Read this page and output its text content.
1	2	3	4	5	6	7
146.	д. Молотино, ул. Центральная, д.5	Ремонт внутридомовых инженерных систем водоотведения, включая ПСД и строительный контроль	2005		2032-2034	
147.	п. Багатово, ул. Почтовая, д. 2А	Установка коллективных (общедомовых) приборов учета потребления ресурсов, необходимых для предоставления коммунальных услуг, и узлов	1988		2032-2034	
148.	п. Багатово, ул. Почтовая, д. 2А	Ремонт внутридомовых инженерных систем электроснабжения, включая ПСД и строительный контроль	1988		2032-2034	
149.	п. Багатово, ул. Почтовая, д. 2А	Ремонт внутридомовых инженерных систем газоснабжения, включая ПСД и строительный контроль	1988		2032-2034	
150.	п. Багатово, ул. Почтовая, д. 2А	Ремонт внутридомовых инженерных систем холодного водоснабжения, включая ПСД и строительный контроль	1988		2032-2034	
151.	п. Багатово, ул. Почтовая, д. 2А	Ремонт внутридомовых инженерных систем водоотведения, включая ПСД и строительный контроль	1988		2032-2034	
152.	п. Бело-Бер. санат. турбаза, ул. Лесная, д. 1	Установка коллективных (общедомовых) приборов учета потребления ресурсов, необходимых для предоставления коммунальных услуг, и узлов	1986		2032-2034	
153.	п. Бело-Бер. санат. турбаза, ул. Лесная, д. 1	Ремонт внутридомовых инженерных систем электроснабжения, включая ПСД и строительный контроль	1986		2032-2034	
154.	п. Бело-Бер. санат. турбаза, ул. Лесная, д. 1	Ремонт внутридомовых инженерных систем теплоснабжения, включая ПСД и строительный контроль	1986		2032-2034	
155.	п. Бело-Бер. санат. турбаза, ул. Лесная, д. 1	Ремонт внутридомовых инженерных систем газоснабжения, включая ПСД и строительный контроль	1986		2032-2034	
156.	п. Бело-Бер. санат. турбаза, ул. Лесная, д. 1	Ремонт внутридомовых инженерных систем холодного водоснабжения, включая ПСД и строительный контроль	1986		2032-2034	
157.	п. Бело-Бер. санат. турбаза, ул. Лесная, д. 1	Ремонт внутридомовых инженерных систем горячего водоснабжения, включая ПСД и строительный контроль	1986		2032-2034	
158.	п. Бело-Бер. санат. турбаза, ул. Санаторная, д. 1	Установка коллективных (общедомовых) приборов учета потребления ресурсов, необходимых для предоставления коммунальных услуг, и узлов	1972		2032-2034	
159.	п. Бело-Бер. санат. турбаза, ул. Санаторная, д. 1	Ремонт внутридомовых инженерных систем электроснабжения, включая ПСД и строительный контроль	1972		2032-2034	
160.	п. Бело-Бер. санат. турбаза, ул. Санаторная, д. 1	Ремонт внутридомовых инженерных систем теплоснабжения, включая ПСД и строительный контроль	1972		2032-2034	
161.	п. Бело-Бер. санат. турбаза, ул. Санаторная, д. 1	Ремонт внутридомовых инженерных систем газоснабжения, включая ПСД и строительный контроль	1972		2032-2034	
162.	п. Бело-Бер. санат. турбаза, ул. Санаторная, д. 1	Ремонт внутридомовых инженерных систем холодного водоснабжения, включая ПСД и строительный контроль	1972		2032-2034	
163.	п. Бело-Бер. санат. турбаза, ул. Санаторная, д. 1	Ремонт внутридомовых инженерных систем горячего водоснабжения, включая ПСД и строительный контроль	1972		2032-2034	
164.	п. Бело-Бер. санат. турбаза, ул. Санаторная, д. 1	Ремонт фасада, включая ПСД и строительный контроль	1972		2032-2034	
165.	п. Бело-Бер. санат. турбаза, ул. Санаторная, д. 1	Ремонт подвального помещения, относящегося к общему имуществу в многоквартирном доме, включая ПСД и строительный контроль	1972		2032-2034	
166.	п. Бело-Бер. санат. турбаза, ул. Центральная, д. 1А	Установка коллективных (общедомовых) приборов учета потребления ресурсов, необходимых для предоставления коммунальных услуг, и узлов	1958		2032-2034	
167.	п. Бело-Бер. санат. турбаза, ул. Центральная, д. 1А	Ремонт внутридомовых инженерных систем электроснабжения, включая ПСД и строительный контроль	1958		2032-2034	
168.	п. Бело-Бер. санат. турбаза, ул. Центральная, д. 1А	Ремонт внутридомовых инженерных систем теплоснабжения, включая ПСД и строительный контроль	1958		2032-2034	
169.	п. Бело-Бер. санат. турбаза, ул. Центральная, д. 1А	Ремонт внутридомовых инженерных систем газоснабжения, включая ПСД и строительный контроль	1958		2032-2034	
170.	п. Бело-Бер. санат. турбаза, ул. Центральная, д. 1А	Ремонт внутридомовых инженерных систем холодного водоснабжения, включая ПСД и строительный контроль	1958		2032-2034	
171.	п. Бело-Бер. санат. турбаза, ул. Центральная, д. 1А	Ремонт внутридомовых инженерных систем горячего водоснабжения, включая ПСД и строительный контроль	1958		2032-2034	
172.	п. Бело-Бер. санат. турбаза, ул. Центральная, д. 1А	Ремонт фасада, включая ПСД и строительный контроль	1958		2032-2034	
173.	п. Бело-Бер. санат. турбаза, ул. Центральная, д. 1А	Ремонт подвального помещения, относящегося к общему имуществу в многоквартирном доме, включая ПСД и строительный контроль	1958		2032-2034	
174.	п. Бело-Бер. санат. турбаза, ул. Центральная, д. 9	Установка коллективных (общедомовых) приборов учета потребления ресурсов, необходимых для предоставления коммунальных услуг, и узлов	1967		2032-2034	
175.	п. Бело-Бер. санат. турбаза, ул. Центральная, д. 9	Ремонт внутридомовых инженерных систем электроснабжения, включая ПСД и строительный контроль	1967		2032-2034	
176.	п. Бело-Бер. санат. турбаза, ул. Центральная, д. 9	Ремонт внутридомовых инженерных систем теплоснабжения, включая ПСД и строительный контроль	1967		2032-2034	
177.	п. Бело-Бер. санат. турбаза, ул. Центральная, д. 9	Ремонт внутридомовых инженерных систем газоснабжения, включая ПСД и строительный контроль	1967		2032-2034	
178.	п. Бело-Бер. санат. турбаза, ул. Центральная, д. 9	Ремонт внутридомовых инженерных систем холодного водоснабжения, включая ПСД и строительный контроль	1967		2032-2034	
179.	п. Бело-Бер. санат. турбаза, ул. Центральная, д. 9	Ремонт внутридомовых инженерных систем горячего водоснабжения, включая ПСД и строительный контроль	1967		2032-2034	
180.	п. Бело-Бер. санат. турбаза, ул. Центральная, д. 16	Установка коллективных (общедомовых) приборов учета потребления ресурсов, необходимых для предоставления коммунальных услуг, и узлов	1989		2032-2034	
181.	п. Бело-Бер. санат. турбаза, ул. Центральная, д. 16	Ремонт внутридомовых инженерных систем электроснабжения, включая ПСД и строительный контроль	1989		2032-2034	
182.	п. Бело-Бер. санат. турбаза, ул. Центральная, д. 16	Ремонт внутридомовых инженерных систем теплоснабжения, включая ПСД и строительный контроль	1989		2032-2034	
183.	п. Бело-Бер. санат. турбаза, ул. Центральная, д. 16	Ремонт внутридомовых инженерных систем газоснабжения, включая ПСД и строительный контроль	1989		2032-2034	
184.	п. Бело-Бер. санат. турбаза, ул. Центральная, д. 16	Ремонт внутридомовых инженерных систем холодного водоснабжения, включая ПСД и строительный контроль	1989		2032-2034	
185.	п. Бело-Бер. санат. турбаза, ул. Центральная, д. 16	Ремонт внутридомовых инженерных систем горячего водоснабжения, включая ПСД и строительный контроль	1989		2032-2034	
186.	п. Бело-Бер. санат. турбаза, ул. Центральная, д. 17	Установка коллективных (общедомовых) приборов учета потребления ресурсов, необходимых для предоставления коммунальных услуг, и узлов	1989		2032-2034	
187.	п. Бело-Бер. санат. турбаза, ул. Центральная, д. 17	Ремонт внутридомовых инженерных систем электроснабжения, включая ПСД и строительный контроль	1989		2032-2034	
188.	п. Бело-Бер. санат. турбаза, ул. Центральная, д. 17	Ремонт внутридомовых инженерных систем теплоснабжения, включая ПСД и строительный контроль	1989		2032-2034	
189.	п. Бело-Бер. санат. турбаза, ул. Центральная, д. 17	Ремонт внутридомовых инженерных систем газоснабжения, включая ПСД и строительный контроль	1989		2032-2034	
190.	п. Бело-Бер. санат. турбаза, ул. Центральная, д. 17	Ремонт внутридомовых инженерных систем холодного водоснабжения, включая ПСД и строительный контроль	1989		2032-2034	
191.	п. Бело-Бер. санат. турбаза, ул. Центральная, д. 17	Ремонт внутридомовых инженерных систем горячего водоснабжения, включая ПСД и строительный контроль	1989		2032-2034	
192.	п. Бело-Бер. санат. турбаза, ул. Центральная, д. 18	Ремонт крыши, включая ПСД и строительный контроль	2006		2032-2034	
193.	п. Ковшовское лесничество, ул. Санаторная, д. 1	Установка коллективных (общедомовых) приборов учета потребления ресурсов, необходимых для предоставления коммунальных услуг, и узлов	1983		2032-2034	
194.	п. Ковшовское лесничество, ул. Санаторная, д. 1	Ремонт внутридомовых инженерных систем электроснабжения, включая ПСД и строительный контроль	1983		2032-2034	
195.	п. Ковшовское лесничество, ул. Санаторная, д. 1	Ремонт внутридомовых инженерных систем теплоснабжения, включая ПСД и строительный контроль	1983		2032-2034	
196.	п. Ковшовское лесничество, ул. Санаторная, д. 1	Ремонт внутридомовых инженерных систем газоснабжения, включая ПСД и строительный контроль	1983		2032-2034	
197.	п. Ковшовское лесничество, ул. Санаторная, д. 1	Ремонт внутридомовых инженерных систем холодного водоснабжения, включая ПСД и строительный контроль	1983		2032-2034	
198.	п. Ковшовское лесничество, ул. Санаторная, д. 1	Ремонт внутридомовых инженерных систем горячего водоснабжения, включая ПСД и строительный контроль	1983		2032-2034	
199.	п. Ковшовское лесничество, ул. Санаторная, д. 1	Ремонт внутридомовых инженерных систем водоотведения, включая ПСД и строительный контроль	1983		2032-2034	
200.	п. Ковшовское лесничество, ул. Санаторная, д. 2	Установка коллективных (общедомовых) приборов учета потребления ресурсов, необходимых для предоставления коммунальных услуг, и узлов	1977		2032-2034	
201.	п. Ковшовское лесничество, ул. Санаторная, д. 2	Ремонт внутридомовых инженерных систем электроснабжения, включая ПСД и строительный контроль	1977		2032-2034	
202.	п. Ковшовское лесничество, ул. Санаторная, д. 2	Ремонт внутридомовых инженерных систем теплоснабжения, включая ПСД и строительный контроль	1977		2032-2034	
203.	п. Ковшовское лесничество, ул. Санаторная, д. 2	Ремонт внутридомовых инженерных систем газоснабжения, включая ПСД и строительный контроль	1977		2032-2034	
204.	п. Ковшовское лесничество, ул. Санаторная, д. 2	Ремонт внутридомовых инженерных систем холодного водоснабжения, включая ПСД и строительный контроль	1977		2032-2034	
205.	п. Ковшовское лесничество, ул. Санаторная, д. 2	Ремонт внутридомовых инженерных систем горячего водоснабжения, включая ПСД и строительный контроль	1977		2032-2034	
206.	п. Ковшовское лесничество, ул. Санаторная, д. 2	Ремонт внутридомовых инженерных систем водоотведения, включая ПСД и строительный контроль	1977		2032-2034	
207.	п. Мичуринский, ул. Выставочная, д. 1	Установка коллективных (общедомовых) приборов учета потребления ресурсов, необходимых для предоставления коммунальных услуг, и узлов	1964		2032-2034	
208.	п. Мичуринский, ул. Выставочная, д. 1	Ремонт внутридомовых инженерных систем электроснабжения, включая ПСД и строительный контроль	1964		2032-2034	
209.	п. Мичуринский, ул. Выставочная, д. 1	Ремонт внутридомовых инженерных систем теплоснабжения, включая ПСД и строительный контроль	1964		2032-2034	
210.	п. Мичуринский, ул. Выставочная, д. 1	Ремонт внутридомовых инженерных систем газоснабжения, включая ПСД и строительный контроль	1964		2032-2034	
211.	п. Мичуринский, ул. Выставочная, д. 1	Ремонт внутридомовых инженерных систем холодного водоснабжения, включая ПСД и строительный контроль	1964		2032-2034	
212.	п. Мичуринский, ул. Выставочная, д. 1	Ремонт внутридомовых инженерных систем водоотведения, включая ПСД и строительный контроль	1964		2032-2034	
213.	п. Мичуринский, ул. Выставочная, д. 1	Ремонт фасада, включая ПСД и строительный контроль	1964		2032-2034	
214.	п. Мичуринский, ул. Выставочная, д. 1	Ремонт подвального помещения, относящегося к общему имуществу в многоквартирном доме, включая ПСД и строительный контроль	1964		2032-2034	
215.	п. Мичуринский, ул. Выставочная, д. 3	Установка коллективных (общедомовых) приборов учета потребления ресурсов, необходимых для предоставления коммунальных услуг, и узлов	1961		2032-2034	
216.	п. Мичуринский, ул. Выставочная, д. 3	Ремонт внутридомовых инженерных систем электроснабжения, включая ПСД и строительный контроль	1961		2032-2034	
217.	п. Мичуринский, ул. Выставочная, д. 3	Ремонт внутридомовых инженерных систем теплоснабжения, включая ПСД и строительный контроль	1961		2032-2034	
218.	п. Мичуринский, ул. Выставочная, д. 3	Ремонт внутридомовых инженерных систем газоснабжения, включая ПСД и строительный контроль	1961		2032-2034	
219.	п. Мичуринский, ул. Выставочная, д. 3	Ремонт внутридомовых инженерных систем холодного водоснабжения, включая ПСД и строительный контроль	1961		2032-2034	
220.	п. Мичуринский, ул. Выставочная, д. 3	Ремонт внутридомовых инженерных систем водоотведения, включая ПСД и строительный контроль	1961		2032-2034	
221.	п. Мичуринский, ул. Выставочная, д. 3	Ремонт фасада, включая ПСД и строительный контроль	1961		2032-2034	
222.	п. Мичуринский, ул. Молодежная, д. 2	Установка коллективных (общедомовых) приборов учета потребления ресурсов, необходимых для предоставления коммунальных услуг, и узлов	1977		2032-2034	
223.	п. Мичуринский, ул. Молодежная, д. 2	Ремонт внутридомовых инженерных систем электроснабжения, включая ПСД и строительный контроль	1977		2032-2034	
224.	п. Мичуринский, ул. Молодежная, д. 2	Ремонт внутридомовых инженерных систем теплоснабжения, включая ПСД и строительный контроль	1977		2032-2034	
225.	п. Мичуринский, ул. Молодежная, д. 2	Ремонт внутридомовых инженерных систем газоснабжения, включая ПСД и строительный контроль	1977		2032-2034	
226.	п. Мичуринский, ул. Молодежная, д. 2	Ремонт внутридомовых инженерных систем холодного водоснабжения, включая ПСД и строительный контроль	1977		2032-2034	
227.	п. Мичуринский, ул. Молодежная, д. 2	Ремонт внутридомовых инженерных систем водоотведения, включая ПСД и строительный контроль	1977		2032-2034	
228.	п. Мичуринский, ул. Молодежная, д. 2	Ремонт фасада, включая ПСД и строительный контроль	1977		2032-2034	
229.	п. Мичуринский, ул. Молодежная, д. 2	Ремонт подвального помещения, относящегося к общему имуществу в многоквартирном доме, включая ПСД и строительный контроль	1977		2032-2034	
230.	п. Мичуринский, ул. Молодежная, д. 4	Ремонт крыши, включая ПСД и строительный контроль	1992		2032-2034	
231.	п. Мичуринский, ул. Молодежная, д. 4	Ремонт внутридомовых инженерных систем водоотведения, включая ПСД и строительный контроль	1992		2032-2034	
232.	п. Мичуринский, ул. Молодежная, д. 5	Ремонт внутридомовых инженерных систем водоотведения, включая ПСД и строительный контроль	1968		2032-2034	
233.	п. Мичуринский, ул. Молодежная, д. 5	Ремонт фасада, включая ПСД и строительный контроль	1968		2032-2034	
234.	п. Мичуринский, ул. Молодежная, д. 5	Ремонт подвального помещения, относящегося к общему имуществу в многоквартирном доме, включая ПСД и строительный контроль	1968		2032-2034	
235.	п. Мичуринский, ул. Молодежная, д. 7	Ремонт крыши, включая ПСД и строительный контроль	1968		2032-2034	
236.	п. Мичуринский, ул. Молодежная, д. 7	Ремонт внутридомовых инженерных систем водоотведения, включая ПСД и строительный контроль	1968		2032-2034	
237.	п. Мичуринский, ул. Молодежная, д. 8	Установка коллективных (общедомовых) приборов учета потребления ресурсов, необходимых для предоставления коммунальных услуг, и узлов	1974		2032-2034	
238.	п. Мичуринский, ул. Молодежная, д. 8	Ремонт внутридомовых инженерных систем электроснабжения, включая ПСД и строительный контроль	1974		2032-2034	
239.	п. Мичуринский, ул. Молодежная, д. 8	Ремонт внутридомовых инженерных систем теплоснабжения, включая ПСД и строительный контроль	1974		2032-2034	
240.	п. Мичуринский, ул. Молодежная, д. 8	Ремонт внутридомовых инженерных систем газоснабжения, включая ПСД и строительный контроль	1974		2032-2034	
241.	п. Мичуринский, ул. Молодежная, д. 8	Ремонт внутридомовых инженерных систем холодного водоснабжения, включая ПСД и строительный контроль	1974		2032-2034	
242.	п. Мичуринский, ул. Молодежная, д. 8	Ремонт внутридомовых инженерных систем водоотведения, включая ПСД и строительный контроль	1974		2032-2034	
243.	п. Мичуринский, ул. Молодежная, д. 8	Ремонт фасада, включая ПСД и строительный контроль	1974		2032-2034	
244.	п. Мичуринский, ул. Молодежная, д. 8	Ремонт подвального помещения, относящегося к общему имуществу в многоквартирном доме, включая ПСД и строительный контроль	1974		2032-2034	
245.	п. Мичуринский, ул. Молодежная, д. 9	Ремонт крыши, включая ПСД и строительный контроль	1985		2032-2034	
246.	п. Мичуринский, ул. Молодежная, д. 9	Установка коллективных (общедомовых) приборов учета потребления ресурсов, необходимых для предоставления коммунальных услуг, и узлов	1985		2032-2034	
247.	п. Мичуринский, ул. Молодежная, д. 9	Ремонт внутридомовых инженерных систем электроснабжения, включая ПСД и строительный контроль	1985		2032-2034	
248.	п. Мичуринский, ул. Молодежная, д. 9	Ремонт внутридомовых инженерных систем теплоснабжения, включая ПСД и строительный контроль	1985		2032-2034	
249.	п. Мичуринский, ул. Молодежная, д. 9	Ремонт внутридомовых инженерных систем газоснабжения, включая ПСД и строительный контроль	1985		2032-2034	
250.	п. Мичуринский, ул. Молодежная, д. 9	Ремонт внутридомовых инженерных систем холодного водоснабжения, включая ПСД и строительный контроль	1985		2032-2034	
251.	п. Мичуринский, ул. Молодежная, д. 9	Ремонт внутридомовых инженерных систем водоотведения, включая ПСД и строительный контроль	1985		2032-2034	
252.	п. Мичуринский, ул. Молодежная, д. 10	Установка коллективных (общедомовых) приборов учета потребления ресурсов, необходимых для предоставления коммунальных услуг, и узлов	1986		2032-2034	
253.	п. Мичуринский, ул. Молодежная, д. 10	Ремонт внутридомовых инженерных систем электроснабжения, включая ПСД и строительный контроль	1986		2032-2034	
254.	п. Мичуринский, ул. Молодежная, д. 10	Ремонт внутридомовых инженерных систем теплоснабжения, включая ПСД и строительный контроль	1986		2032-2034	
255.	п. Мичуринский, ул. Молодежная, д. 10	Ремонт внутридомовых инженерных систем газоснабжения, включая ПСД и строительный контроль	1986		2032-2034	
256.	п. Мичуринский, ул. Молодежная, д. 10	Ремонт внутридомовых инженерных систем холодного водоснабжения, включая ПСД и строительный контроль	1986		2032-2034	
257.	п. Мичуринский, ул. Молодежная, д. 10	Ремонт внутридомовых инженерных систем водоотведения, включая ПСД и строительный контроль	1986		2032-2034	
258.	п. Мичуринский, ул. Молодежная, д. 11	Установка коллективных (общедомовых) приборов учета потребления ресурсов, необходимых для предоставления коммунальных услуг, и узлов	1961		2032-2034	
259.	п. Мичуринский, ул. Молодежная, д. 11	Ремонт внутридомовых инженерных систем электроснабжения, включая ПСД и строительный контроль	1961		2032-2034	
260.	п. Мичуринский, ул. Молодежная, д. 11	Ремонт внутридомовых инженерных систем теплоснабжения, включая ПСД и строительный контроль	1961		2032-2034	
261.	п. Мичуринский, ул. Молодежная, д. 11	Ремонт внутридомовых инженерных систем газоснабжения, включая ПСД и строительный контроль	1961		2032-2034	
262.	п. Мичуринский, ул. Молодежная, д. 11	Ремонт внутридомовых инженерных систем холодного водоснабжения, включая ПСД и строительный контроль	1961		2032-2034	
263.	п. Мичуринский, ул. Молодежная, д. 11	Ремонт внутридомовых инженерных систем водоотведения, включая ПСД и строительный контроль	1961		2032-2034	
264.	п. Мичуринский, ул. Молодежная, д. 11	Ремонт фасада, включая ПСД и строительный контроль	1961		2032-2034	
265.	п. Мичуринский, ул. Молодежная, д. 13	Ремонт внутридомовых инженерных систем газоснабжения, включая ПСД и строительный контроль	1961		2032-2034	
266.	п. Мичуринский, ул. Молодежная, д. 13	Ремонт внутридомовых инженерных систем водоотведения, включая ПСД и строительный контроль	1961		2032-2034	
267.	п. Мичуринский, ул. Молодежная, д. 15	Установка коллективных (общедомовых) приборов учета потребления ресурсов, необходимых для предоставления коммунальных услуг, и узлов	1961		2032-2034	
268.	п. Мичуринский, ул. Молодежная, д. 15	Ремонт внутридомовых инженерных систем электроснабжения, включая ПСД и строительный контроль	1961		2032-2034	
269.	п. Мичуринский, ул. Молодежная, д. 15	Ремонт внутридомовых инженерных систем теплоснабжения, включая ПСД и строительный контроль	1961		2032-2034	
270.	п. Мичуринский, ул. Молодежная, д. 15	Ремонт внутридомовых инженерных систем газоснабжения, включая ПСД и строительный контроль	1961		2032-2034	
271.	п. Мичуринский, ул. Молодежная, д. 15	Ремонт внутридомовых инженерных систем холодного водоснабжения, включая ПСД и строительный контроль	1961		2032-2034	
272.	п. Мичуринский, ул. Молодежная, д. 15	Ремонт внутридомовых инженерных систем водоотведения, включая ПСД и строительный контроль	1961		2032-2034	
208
+++
▸ Directions for this task
Look above for every line with the word "Багатово" and copy it.

▸ Answer in full
147.	п. Багатово, ул. Почтовая, д. 2А	Установка коллективных (общедомовых) приборов учета потребления ресурсов, необходимых для предоставления коммунальных услуг, и узлов	1988		2032-2034	
148.	п. Багатово, ул. Почтовая, д. 2А	Ремонт внутридомовых инженерных систем электроснабжения, включая ПСД и строительный контроль	1988		2032-2034	
149.	п. Багатово, ул. Почтовая, д. 2А	Ремонт внутридомовых инженерных систем газоснабжения, включая ПСД и строительный контроль	1988		2032-2034	
150.	п. Багатово, ул. Почтовая, д. 2А	Ремонт внутридомовых инженерных систем холодного водоснабжения, включая ПСД и строительный контроль	1988		2032-2034	
151.	п. Багатово, ул. Почтовая, д. 2А	Ремонт внутридомовых инженерных систем водоотведения, включая ПСД и строительный контроль	1988		2032-2034	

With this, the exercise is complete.